-- Begin EXERCISE INPUT --

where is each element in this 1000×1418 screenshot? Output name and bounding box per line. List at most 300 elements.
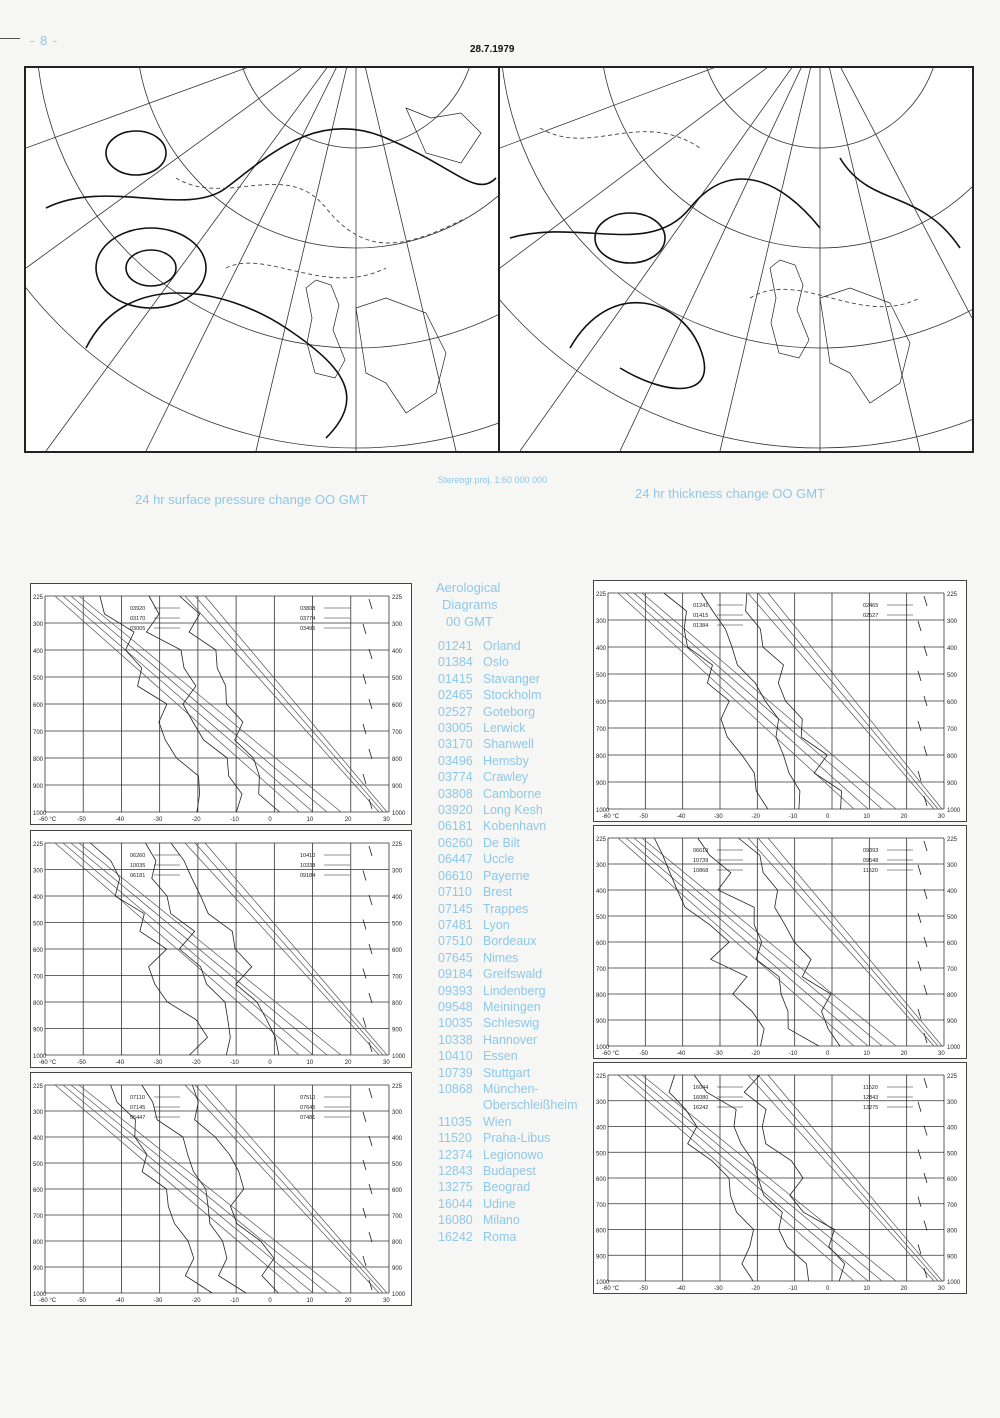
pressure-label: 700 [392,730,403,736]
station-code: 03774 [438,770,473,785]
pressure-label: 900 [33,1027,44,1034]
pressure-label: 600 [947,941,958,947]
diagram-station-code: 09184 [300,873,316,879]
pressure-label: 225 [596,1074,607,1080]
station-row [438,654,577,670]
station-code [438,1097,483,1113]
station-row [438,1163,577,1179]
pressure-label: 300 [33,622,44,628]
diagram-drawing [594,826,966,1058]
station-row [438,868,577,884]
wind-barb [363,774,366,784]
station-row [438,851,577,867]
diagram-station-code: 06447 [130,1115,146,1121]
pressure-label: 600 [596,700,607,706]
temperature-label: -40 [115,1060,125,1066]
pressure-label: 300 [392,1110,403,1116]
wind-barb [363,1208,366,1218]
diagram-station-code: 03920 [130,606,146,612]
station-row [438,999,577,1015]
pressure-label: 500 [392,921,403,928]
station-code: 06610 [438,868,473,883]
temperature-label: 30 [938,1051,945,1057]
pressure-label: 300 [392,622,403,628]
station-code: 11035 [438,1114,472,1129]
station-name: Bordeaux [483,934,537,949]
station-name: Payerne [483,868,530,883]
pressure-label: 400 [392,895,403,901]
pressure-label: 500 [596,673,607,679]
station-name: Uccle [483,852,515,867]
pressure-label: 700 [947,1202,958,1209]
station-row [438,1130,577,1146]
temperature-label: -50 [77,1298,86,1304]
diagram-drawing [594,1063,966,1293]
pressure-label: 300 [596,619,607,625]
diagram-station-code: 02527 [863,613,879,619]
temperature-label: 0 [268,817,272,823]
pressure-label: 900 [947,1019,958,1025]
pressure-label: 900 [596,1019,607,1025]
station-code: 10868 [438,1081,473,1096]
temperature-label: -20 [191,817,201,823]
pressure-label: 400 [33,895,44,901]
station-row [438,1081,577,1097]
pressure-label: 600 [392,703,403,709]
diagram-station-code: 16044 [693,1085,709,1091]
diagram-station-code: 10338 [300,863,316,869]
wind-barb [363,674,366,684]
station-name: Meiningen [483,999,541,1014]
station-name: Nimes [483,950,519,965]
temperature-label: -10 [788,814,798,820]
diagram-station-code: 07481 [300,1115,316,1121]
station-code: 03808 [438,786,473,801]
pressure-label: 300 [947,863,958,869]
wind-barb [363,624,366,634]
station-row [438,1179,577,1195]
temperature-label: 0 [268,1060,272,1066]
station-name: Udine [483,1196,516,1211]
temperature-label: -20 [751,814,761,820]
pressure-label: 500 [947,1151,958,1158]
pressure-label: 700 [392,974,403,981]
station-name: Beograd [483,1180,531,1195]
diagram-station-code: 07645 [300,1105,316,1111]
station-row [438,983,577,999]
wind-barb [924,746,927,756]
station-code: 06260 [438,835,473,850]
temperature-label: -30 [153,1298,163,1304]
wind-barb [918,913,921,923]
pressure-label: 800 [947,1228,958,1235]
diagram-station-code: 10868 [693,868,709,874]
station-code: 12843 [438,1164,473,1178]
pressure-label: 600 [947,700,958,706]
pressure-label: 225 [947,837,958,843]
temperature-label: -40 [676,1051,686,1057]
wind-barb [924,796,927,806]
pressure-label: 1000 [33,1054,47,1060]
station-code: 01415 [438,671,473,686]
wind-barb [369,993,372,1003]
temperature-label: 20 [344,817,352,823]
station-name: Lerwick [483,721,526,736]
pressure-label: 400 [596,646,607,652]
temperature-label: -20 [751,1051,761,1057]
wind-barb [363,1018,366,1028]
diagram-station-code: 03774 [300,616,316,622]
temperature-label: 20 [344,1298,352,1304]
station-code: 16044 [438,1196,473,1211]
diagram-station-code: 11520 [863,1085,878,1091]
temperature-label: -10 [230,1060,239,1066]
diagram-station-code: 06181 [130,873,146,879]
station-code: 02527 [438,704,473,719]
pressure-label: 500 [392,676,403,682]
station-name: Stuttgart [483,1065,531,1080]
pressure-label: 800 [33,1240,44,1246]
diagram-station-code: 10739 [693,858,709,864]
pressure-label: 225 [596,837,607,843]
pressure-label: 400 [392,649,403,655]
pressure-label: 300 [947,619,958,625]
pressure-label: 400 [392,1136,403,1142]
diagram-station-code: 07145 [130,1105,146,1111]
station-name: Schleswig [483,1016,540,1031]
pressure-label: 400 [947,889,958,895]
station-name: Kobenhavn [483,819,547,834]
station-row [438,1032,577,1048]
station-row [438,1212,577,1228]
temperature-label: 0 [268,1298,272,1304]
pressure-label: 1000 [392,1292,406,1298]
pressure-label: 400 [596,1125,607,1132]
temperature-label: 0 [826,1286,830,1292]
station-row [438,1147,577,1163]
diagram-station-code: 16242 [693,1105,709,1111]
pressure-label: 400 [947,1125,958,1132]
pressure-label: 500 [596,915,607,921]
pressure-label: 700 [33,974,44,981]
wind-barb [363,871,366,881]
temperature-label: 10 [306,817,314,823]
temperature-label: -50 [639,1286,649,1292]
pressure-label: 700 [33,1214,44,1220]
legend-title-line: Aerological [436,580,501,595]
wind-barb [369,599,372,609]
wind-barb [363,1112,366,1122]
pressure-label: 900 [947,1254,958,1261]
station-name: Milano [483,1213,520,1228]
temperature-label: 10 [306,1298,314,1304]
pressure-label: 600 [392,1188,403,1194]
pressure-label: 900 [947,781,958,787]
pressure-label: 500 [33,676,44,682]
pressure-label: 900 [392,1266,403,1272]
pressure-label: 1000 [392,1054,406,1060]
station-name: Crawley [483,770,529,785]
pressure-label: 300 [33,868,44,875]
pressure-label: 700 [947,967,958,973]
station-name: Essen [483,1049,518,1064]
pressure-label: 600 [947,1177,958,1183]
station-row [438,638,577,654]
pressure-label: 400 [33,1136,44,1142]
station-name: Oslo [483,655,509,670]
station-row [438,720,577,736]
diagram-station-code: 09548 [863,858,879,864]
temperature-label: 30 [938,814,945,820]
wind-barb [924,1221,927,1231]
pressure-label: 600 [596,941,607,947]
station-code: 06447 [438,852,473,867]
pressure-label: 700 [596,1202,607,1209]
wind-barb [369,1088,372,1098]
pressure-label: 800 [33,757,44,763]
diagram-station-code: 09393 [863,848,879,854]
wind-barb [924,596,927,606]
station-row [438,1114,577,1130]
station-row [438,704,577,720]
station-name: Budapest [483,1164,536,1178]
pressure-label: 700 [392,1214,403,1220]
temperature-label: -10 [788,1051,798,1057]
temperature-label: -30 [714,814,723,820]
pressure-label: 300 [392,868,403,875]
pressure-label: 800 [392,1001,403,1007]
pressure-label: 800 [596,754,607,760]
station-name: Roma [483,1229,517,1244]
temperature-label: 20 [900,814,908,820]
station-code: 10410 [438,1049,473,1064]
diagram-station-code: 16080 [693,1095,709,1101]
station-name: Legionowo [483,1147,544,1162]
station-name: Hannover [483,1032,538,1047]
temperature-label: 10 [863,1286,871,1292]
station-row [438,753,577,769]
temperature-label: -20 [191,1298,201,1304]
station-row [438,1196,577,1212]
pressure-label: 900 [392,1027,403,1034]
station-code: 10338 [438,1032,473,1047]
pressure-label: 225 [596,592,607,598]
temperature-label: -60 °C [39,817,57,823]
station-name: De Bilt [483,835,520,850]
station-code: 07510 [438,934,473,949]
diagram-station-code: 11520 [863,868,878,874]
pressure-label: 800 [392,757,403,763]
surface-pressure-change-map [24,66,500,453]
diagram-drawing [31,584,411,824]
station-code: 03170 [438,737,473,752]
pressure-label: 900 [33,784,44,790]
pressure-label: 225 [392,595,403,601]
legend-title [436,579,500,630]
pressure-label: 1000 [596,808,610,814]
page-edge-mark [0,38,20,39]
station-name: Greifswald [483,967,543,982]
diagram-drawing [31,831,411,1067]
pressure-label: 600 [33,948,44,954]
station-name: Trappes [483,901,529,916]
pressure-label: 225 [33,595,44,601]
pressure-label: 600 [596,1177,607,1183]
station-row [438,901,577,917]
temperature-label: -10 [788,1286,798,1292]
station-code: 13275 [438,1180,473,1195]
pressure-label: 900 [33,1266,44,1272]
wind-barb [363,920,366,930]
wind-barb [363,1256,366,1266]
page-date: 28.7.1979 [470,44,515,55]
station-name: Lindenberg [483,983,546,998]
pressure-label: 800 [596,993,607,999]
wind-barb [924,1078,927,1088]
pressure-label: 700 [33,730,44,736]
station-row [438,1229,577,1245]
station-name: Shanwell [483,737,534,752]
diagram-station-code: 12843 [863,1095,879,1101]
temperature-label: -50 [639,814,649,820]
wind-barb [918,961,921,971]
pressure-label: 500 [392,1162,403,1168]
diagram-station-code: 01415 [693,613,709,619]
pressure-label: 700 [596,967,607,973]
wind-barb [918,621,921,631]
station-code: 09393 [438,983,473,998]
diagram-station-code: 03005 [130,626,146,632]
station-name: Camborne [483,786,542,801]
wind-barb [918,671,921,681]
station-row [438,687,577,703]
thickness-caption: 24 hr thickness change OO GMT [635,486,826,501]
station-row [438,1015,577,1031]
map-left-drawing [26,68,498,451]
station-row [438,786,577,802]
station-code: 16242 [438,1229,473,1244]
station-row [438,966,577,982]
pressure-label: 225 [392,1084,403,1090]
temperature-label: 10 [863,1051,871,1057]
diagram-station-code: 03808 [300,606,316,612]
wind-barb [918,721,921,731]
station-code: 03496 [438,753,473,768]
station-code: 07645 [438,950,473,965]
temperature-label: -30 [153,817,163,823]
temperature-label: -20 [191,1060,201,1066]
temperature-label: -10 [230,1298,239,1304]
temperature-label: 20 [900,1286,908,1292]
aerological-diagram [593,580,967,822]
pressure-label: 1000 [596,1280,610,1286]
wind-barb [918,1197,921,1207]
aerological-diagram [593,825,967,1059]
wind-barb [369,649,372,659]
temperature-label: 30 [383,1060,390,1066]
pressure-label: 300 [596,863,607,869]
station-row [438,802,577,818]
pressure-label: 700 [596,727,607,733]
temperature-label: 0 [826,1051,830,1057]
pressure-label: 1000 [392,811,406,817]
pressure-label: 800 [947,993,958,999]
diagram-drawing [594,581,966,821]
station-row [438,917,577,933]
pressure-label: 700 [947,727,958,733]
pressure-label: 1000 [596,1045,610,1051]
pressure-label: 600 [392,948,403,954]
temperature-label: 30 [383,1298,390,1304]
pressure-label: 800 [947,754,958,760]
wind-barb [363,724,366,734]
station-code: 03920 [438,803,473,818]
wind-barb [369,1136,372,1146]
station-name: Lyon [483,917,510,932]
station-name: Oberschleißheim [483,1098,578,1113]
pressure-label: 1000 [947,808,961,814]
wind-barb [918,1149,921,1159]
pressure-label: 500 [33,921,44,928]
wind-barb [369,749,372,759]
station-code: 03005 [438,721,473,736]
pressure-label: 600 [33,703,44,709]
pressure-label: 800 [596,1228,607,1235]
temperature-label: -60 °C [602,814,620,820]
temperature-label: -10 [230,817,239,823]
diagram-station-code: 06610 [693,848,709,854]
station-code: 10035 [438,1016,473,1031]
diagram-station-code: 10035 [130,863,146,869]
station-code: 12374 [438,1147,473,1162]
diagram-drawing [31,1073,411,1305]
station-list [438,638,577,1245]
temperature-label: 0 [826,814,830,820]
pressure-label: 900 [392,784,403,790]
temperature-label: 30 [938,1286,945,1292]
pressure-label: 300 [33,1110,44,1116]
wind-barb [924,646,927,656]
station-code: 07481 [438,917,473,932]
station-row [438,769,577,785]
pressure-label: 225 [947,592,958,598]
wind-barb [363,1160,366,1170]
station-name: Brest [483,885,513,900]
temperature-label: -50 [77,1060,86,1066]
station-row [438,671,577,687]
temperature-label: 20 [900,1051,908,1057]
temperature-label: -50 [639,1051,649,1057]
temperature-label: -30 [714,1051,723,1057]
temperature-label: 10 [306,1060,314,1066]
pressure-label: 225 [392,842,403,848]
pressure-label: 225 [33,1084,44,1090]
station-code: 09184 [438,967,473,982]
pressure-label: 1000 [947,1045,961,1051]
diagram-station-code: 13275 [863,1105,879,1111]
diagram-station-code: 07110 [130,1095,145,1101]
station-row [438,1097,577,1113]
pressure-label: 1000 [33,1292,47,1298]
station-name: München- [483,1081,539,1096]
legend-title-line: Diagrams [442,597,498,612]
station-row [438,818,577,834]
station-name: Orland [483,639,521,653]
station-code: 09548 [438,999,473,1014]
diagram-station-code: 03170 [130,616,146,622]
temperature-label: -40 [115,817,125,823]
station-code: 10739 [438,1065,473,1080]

-- End EXERCISE INPUT --
-- Begin EXERCISE INPUT --

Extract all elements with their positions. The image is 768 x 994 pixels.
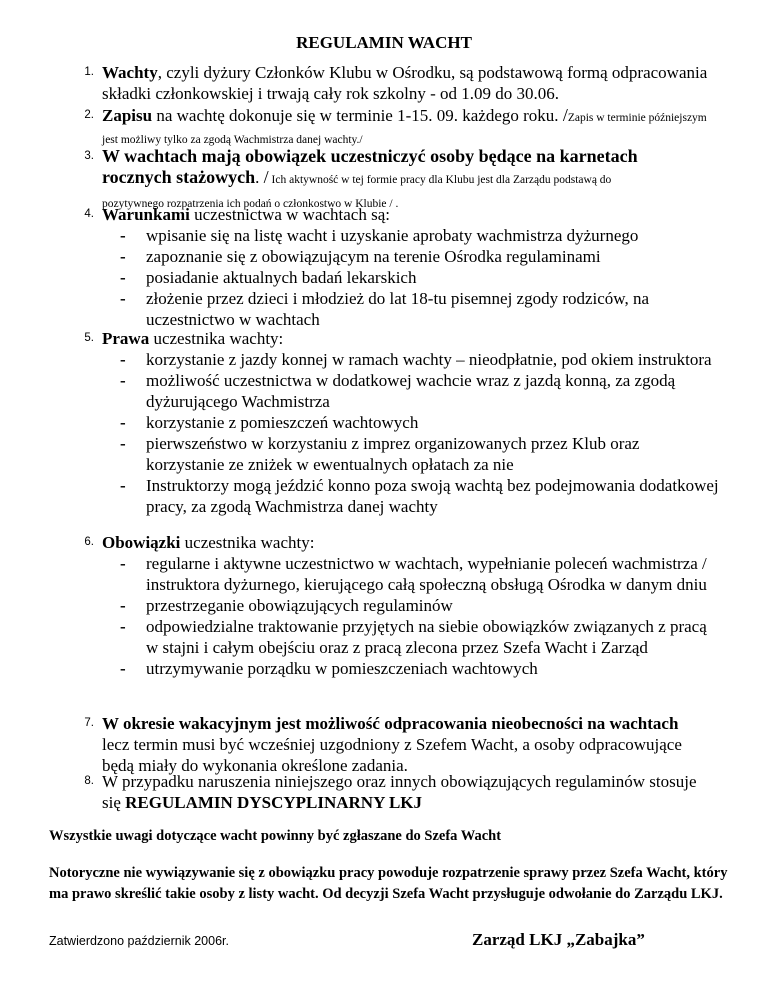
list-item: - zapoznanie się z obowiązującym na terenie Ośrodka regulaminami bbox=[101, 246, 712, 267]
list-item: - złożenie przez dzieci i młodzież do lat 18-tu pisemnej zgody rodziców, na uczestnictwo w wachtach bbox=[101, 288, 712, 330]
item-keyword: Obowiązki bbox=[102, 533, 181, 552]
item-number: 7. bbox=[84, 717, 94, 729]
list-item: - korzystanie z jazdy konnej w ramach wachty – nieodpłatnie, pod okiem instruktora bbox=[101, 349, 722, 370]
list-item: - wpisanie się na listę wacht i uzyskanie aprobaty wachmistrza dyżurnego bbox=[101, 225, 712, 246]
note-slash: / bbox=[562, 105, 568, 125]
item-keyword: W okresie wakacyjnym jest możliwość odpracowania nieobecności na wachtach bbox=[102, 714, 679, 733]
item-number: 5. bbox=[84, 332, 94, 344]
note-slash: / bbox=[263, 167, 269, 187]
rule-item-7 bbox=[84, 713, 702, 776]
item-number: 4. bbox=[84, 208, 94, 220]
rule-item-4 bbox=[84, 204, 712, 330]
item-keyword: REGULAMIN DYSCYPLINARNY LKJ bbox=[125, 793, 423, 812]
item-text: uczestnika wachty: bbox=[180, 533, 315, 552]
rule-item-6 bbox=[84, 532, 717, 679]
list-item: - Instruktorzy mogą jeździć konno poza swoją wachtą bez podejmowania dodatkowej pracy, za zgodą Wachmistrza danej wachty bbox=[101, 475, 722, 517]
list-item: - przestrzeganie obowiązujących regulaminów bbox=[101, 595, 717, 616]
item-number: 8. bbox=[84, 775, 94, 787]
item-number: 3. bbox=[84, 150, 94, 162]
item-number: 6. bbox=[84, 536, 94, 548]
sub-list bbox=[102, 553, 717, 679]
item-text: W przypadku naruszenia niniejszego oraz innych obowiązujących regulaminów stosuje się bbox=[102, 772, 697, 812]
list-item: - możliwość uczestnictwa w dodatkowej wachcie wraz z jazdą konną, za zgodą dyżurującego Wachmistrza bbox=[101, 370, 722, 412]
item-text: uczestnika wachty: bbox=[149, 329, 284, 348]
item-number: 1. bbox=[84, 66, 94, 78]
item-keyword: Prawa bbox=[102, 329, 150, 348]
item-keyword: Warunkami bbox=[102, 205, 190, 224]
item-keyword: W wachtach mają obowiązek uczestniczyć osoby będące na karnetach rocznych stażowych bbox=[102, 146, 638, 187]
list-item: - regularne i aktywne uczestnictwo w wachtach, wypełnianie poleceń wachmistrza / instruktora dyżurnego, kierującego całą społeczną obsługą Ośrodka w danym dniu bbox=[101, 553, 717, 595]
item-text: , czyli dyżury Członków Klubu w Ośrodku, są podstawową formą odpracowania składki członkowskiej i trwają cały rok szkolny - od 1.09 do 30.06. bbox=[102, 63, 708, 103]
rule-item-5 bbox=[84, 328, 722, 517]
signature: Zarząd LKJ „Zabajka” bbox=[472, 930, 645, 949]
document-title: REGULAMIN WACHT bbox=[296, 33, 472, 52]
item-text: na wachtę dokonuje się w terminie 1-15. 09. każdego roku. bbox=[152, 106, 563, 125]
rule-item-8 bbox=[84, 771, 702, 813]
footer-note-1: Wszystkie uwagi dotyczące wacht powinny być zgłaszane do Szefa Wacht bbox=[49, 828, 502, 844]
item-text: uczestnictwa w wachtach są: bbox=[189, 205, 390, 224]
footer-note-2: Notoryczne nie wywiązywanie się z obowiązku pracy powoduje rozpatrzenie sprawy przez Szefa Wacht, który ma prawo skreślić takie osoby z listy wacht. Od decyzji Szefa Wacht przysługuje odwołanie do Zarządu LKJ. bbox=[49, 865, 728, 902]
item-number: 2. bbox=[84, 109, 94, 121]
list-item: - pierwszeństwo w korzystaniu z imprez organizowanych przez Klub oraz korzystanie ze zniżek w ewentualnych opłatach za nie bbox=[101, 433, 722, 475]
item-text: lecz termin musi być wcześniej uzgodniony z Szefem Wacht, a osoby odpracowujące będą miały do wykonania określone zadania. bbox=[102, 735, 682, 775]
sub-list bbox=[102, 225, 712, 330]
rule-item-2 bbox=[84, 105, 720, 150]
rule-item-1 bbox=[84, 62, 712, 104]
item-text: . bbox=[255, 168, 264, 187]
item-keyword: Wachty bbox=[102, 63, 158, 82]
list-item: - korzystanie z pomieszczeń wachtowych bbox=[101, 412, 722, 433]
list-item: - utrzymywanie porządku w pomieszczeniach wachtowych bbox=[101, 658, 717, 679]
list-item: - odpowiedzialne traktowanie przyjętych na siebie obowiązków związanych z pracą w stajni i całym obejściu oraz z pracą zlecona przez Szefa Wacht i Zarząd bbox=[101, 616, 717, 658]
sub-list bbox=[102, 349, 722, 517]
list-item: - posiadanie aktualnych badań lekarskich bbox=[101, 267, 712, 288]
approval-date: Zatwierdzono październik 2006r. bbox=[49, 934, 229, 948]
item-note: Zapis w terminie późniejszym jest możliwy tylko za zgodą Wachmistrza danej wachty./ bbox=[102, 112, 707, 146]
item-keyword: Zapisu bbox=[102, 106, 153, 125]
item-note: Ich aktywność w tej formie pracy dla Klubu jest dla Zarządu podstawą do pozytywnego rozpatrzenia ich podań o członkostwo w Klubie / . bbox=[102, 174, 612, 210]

-- End EXERCISE INPUT --

▶ _INSTRUCTIONS TO FOLLOW_:
Reproduce the listing above unchanged, starting at the line that contains "list-item: - zapoznanie" and stopping after the line that contains "item-number: 7. bbox=[84, 717, 94, 729]".

▶ _EXERCISE OUTPUT_:
list-item: - zapoznanie się z obowiązującym na terenie Ośrodka regulaminami bbox=[101, 246, 712, 267]
list-item: - złożenie przez dzieci i młodzież do lat 18-tu pisemnej zgody rodziców, na uczestnictwo w wachtach bbox=[101, 288, 712, 330]
item-keyword: Obowiązki bbox=[102, 533, 181, 552]
item-number: 7. bbox=[84, 717, 94, 729]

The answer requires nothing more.